**Request**
Copy out each line of the material below that holds the string "Soja".

**Data shown**

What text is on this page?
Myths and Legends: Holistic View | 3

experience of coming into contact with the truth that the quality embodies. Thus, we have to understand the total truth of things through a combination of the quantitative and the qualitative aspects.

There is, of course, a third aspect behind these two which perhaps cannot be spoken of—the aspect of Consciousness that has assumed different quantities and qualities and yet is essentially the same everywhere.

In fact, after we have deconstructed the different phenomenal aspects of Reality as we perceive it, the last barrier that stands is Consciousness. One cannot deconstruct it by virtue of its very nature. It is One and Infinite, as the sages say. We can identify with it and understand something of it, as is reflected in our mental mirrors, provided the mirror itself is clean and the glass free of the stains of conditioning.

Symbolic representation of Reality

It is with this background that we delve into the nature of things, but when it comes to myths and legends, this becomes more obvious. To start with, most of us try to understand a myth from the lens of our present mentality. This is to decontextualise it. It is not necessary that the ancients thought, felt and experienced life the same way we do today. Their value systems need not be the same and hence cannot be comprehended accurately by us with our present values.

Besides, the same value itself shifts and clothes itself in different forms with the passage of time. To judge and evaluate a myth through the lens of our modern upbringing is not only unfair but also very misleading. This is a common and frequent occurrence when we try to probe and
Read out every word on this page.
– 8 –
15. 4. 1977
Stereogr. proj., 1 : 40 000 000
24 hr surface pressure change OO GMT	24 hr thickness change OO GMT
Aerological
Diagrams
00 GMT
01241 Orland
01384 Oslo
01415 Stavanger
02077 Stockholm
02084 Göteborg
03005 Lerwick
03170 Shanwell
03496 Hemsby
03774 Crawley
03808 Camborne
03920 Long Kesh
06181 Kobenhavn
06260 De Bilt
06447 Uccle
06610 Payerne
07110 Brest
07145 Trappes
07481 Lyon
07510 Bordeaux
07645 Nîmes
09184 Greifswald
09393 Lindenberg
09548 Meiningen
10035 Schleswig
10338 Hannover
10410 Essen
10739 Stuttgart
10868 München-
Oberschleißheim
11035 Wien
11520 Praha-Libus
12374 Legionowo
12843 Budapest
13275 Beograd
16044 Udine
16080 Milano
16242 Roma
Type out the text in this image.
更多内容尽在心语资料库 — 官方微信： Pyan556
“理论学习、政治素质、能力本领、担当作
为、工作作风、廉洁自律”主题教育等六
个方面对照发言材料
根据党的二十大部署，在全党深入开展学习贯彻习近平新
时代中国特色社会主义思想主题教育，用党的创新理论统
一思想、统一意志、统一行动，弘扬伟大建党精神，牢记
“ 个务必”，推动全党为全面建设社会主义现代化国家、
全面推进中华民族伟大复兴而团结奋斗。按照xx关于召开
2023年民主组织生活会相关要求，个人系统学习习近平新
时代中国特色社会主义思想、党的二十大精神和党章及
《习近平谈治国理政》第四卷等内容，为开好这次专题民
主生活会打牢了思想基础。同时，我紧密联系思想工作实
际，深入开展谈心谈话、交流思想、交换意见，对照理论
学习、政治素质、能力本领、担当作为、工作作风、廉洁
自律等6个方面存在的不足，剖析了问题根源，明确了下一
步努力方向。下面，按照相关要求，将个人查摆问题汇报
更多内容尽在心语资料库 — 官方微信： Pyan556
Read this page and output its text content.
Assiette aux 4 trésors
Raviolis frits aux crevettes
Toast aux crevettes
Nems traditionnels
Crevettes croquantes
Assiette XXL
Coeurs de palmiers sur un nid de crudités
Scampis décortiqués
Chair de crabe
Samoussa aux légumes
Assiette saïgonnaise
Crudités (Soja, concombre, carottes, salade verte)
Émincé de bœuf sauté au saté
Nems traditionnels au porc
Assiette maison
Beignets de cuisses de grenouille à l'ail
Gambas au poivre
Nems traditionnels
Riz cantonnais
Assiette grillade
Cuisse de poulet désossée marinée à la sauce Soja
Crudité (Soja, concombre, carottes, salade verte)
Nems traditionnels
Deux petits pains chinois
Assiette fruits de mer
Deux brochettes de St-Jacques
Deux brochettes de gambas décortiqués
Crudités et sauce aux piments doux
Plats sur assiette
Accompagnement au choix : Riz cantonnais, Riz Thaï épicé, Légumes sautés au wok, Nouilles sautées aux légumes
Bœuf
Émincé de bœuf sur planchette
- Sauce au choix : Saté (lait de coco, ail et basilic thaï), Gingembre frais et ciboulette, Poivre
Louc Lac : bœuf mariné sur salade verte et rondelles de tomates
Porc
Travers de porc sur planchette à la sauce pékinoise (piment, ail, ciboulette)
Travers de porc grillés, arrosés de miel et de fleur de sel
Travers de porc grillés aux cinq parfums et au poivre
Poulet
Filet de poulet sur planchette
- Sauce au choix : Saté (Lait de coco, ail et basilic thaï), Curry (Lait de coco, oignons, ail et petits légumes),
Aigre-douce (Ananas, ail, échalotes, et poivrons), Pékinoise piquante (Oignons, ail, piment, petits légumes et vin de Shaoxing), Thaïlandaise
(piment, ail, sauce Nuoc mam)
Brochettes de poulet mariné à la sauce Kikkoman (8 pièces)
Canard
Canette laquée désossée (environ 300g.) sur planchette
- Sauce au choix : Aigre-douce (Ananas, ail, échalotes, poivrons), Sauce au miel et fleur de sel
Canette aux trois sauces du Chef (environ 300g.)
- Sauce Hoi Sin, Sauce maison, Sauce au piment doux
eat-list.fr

**Completed exercise**
Crudités (Soja, concombre, carottes, salade verte)
Cuisse de poulet désossée marinée à la sauce Soja
Crudité (Soja, concombre, carottes, salade verte)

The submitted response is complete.